Make an exact copy of all the material below, apart from the pictures.

** Begin **

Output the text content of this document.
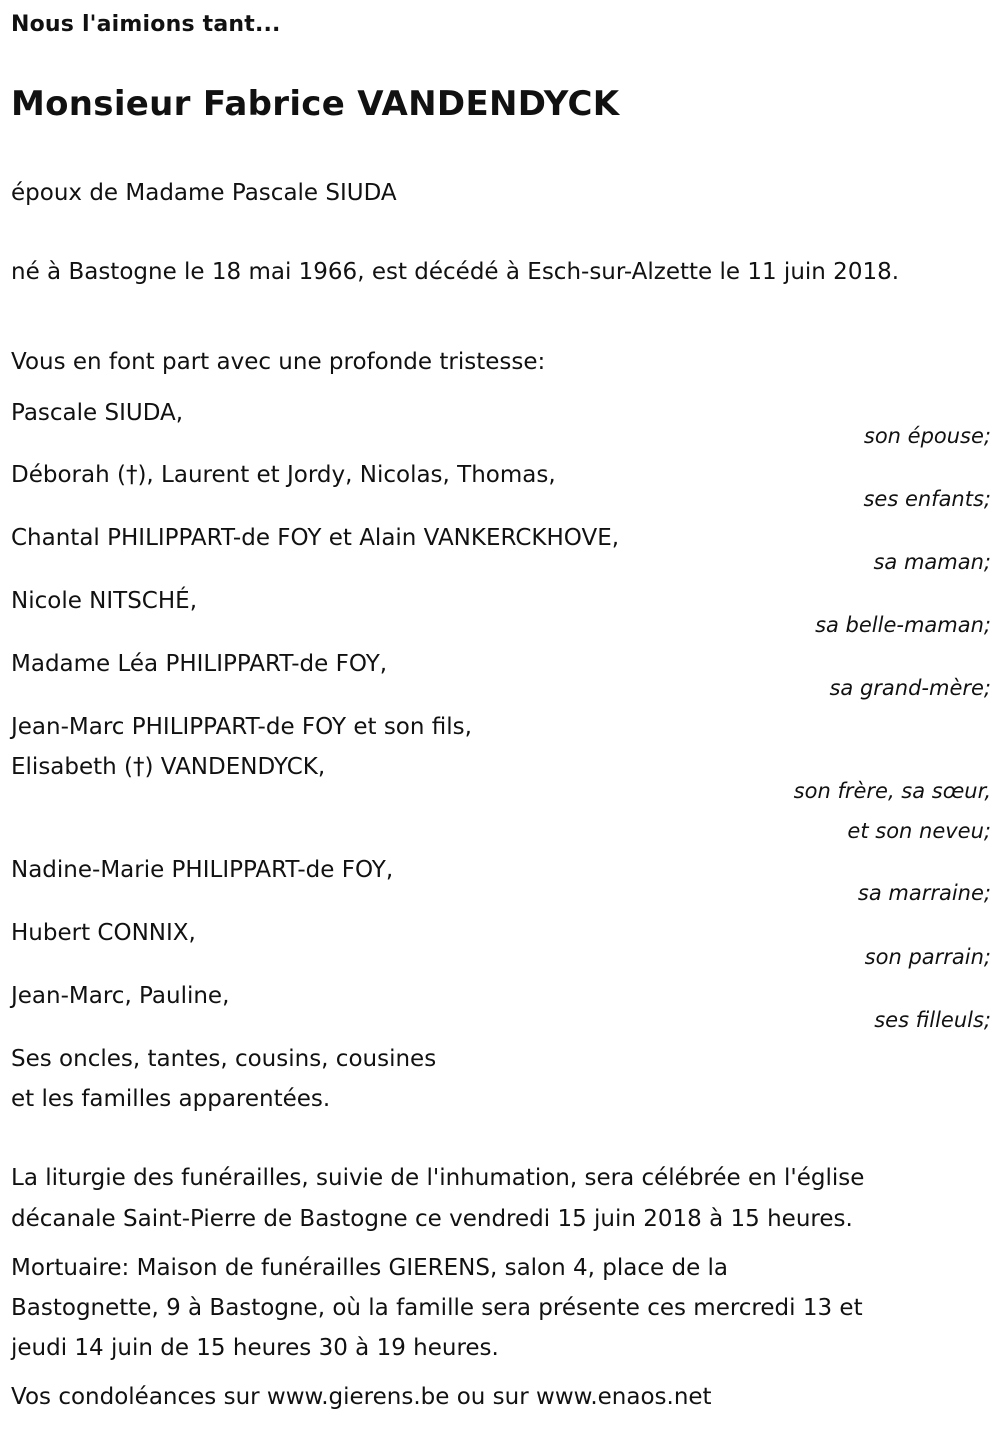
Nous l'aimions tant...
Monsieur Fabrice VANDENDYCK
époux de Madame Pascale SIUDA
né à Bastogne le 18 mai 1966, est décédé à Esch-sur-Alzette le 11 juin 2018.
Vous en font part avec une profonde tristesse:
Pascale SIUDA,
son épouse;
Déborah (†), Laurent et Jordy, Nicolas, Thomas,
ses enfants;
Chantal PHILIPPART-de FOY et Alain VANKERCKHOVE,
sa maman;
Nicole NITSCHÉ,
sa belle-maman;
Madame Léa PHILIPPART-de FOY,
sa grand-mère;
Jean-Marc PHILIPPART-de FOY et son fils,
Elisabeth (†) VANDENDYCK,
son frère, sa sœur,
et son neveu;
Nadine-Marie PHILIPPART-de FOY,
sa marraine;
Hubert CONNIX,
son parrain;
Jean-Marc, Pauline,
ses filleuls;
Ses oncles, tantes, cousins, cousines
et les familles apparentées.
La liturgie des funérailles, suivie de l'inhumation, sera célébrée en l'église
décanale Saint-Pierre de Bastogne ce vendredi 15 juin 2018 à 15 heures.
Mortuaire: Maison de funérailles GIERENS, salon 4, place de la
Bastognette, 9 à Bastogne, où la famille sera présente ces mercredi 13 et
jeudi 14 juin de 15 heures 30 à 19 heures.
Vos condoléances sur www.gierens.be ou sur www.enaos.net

** End **

** ANSWER TO THE TASK **
Output the text content of this document.
Nous l'aimions tant...
Monsieur Fabrice VANDENDYCK
époux de Madame Pascale SIUDA
né à Bastogne le 18 mai 1966, est décédé à Esch-sur-Alzette le 11 juin 2018.
Vous en font part avec une profonde tristesse:
Pascale SIUDA,
son épouse;
Déborah (†), Laurent et Jordy, Nicolas, Thomas,
ses enfants;
Chantal PHILIPPART-de FOY et Alain VANKERCKHOVE,
sa maman;
Nicole NITSCHÉ,
sa belle-maman;
Madame Léa PHILIPPART-de FOY,
sa grand-mère;
Jean-Marc PHILIPPART-de FOY et son fils,
Elisabeth (†) VANDENDYCK,
son frère, sa sœur,
et son neveu;
Nadine-Marie PHILIPPART-de FOY,
sa marraine;
Hubert CONNIX,
son parrain;
Jean-Marc, Pauline,
ses filleuls;
Ses oncles, tantes, cousins, cousines
et les familles apparentées.
La liturgie des funérailles, suivie de l'inhumation, sera célébrée en l'église
décanale Saint-Pierre de Bastogne ce vendredi 15 juin 2018 à 15 heures.
Mortuaire: Maison de funérailles GIERENS, salon 4, place de la
Bastognette, 9 à Bastogne, où la famille sera présente ces mercredi 13 et
jeudi 14 juin de 15 heures 30 à 19 heures.
Vos condoléances sur www.gierens.be ou sur www.enaos.net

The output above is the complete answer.